╭─ THE INPUT

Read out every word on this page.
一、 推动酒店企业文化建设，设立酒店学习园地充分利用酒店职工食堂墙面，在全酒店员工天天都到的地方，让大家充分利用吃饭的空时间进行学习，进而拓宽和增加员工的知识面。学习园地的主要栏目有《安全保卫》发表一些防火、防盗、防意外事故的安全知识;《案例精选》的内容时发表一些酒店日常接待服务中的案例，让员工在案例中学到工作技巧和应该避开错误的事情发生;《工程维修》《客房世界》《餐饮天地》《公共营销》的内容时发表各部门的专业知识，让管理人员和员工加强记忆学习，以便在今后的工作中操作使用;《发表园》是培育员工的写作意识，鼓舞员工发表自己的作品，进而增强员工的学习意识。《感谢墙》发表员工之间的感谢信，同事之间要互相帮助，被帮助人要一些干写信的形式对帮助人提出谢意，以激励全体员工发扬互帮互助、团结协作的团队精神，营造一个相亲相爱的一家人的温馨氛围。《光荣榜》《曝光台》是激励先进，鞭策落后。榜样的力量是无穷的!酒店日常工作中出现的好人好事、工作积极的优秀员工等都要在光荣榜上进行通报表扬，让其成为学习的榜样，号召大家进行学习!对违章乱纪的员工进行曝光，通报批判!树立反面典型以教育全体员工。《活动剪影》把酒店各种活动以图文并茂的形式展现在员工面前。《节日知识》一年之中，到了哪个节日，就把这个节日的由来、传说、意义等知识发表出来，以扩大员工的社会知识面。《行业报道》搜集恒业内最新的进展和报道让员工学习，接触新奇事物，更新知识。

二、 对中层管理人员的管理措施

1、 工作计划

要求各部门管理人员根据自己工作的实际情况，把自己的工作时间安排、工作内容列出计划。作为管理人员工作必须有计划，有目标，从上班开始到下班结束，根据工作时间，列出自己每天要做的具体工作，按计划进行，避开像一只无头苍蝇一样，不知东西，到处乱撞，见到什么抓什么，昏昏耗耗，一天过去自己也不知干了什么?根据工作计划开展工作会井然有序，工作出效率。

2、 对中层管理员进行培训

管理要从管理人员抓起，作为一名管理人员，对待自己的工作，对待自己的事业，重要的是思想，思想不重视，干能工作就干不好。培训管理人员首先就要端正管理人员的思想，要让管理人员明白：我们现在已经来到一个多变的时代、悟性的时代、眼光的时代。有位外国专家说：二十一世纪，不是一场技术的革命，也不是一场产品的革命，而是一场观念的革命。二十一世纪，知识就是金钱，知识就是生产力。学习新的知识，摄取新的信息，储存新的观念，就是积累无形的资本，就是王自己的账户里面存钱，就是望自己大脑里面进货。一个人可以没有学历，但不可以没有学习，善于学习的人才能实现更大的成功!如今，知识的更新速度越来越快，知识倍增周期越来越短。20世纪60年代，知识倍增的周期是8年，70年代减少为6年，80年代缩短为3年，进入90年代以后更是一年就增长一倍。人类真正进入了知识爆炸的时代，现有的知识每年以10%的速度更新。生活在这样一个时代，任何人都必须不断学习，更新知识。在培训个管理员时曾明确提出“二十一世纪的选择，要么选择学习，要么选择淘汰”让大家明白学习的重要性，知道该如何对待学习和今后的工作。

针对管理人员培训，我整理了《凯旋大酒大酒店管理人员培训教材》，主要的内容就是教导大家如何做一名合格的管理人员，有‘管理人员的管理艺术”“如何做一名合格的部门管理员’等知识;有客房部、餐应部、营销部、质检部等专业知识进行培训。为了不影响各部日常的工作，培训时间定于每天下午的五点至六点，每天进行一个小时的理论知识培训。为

╰─

- WHAT TO PRODUCE: Pick out every line with the string "更新知识" and copy it.

- WRITTEN ANSWER:
一、 推动酒店企业文化建设，设立酒店学习园地充分利用酒店职工食堂墙面，在全酒店员工天天都到的地方，让大家充分利用吃饭的空时间进行学习，进而拓宽和增加员工的知识面。学习园地的主要栏目有《安全保卫》发表一些防火、防盗、防意外事故的安全知识;《案例精选》的内容时发表一些酒店日常接待服务中的案例，让员工在案例中学到工作技巧和应该避开错误的事情发生;《工程维修》《客房世界》《餐饮天地》《公共营销》的内容时发表各部门的专业知识，让管理人员和员工加强记忆学习，以便在今后的工作中操作使用;《发表园》是培育员工的写作意识，鼓舞员工发表自己的作品，进而增强员工的学习意识。《感谢墙》发表员工之间的感谢信，同事之间要互相帮助，被帮助人要一些干写信的形式对帮助人提出谢意，以激励全体员工发扬互帮互助、团结协作的团队精神，营造一个相亲相爱的一家人的温馨氛围。《光荣榜》《曝光台》是激励先进，鞭策落后。榜样的力量是无穷的!酒店日常工作中出现的好人好事、工作积极的优秀员工等都要在光荣榜上进行通报表扬，让其成为学习的榜样，号召大家进行学习!对违章乱纪的员工进行曝光，通报批判!树立反面典型以教育全体员工。《活动剪影》把酒店各种活动以图文并茂的形式展现在员工面前。《节日知识》一年之中，到了哪个节日，就把这个节日的由来、传说、意义等知识发表出来，以扩大员工的社会知识面。《行业报道》搜集恒业内最新的进展和报道让员工学习，接触新奇事物，更新知识。
管理要从管理人员抓起，作为一名管理人员，对待自己的工作，对待自己的事业，重要的是思想，思想不重视，干能工作就干不好。培训管理人员首先就要端正管理人员的思想，要让管理人员明白：我们现在已经来到一个多变的时代、悟性的时代、眼光的时代。有位外国专家说：二十一世纪，不是一场技术的革命，也不是一场产品的革命，而是一场观念的革命。二十一世纪，知识就是金钱，知识就是生产力。学习新的知识，摄取新的信息，储存新的观念，就是积累无形的资本，就是王自己的账户里面存钱，就是望自己大脑里面进货。一个人可以没有学历，但不可以没有学习，善于学习的人才能实现更大的成功!如今，知识的更新速度越来越快，知识倍增周期越来越短。20世纪60年代，知识倍增的周期是8年，70年代减少为6年，80年代缩短为3年，进入90年代以后更是一年就增长一倍。人类真正进入了知识爆炸的时代，现有的知识每年以10%的速度更新。生活在这样一个时代，任何人都必须不断学习，更新知识。在培训个管理员时曾明确提出“二十一世纪的选择，要么选择学习，要么选择淘汰”让大家明白学习的重要性，知道该如何对待学习和今后的工作。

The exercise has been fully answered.